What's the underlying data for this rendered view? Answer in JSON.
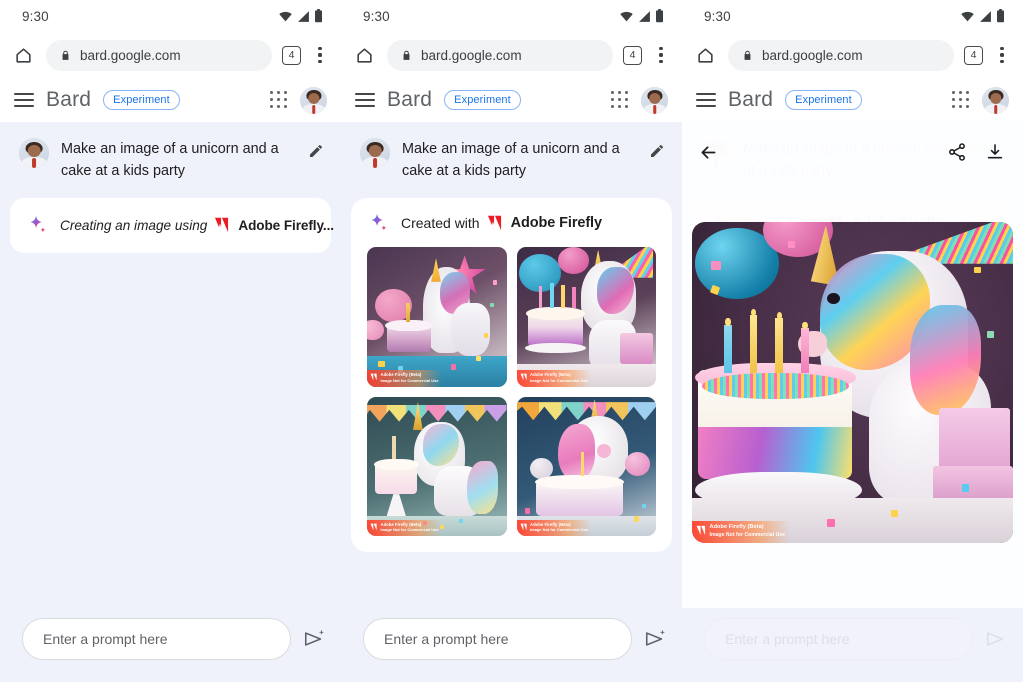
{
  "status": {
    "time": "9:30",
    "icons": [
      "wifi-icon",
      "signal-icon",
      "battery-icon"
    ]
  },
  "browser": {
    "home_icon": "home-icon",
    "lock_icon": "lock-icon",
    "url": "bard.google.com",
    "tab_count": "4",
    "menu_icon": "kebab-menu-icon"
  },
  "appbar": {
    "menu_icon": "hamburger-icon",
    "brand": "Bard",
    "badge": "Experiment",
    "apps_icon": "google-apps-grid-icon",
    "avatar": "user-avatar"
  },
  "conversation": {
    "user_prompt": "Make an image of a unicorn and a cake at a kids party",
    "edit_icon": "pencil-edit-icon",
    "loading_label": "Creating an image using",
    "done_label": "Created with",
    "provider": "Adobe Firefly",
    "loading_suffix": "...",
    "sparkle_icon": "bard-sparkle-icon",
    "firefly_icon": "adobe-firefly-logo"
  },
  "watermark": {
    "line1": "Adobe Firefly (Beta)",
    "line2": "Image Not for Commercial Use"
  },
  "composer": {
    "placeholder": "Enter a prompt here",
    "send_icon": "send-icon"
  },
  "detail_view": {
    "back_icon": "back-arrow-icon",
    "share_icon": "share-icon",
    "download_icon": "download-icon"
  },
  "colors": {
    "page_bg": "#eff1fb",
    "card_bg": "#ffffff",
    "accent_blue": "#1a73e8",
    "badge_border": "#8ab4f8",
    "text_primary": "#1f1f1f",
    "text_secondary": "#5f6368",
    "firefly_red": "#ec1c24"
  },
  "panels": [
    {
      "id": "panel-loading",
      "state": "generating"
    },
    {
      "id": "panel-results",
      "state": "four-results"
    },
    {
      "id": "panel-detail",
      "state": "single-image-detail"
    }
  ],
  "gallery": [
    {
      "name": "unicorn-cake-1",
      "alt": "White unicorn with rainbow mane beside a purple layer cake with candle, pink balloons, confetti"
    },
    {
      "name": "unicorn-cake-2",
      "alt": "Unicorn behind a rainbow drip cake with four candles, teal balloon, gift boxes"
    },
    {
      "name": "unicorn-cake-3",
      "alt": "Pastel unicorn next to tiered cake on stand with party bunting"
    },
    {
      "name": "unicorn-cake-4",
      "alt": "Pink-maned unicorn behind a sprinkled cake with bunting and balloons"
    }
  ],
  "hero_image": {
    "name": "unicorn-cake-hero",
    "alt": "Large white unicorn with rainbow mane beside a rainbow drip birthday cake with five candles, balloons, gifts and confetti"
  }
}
* * * * *
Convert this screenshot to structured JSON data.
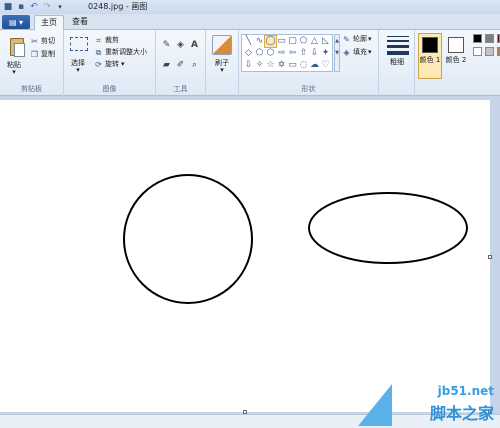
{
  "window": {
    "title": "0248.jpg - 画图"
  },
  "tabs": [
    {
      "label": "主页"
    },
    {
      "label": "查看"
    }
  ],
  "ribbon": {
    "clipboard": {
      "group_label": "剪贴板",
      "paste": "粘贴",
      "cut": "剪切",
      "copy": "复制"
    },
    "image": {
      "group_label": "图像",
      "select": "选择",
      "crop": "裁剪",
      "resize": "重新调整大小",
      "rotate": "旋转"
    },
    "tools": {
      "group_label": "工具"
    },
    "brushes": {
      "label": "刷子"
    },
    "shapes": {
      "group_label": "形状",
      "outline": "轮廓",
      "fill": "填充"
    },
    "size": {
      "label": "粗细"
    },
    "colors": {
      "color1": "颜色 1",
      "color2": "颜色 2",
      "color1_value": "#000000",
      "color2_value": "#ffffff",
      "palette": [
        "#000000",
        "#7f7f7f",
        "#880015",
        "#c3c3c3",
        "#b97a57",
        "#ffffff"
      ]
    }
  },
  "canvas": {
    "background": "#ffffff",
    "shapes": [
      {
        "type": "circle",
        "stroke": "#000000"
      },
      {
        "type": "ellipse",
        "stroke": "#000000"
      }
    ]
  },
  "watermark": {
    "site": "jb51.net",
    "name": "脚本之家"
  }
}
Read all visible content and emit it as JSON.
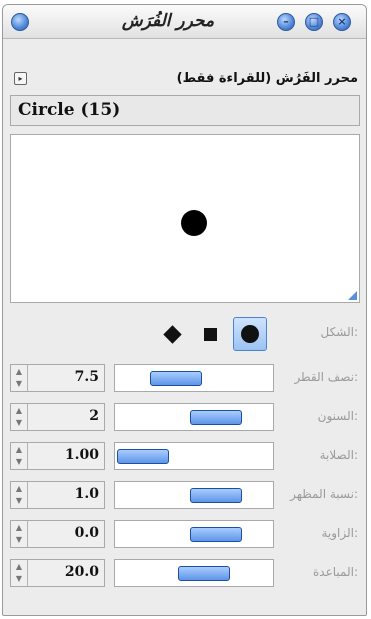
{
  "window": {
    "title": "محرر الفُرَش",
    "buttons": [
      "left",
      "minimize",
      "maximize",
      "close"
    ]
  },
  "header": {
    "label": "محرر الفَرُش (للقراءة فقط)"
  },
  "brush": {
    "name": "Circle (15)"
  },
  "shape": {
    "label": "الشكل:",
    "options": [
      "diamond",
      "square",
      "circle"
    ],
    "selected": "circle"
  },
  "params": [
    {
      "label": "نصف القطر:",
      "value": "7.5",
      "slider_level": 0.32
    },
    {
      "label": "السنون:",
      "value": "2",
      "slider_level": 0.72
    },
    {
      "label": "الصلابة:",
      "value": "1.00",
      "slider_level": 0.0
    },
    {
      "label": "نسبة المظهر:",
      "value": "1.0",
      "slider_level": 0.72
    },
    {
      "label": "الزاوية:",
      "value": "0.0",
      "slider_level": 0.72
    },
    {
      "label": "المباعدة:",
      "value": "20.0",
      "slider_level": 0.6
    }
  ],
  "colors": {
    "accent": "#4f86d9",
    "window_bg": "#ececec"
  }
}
* * * * *
What you will do
What is the number of lines in the data above that include the word "behind"? Answer with that number only.

Solved problem
2